Vermeldingen met omkaderde elementen:
========
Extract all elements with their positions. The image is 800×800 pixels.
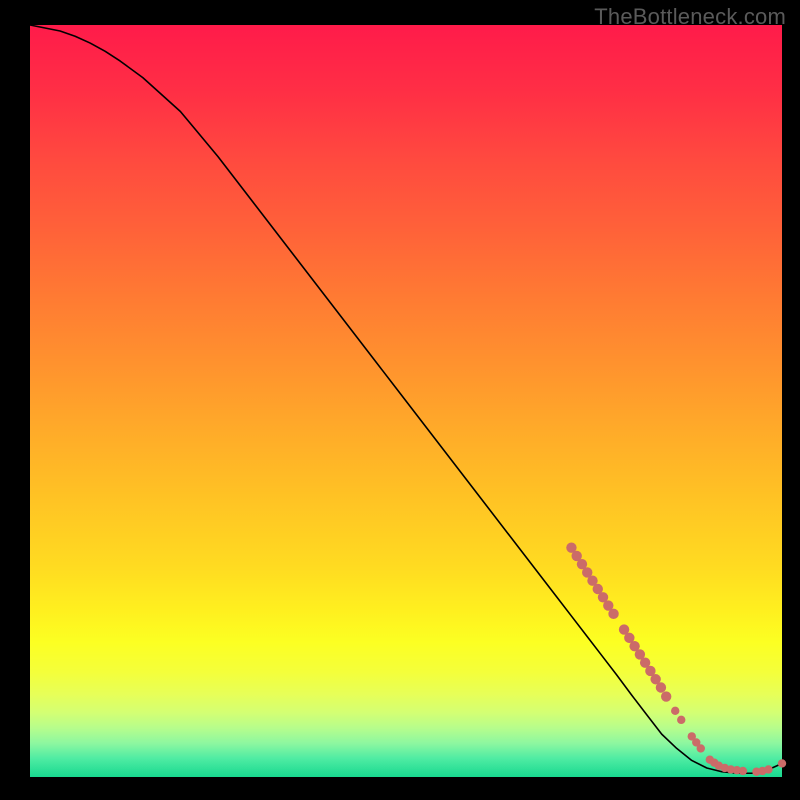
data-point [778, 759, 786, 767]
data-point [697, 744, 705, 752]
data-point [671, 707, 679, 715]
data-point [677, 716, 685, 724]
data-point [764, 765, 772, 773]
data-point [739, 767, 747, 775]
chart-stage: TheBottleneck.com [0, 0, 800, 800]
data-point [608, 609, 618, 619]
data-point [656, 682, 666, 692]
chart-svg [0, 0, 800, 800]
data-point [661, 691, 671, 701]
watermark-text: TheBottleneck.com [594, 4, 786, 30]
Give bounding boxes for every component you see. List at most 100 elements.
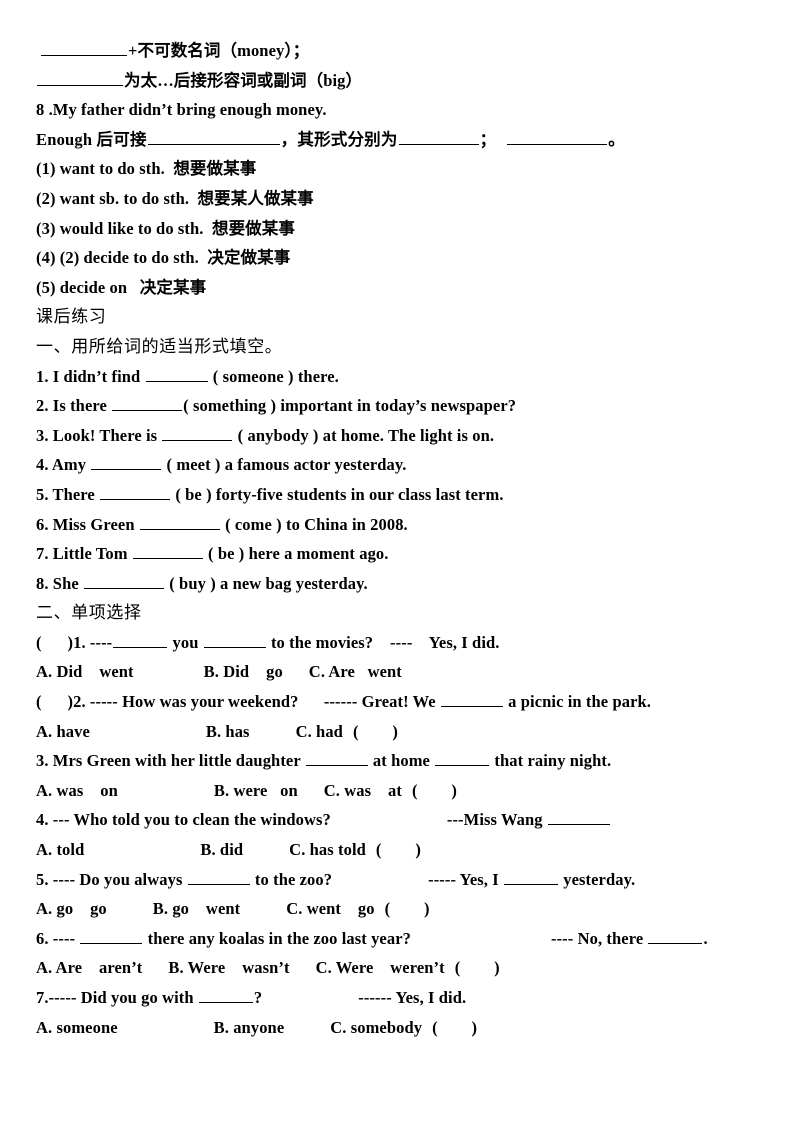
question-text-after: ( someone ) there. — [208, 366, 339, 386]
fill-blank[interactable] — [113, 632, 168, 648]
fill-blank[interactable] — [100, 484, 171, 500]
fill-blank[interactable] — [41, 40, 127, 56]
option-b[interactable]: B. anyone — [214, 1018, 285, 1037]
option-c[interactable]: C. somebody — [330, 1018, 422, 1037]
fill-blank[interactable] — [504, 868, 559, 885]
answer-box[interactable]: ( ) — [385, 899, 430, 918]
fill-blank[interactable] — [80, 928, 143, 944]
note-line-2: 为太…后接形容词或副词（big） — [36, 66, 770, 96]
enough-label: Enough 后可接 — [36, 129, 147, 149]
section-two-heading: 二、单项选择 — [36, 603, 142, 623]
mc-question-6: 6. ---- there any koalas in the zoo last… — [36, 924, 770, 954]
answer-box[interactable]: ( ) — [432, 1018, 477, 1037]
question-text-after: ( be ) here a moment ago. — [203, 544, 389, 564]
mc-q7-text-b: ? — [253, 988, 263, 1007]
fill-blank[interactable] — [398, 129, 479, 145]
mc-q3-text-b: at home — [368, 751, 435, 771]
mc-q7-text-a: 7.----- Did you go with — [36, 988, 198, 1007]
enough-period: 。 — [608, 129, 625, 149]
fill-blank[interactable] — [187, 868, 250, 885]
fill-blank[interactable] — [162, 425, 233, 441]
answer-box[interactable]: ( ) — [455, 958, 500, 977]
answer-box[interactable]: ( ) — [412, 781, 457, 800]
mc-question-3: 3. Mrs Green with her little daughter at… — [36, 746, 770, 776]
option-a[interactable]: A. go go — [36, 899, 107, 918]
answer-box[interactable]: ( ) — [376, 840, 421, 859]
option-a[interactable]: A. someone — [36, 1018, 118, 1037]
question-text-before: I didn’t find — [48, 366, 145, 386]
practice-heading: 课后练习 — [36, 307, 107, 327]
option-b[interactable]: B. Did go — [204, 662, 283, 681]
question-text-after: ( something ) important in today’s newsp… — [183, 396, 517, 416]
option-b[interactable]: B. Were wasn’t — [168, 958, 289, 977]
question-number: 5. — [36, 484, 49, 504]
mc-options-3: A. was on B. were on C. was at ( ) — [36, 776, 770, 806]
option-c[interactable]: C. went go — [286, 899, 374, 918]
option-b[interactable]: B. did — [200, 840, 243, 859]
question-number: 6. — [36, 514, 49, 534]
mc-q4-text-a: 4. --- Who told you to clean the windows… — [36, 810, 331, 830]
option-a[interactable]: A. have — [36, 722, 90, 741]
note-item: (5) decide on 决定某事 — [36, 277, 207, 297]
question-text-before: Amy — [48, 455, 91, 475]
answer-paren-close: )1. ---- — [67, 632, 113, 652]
========
Gestelde opdracht:
Toon alsjeblieft elke regel uit de vermeldingen hierboven waarin de tekenreeks "point" voorkomt.

Verwacht antwoord:
data-point [778, 759, 786, 767]
data-point [697, 744, 705, 752]
data-point [671, 707, 679, 715]
data-point [677, 716, 685, 724]
data-point [764, 765, 772, 773]
data-point [739, 767, 747, 775]
data-point [608, 609, 618, 619]
data-point [656, 682, 666, 692]
data-point [661, 691, 671, 701]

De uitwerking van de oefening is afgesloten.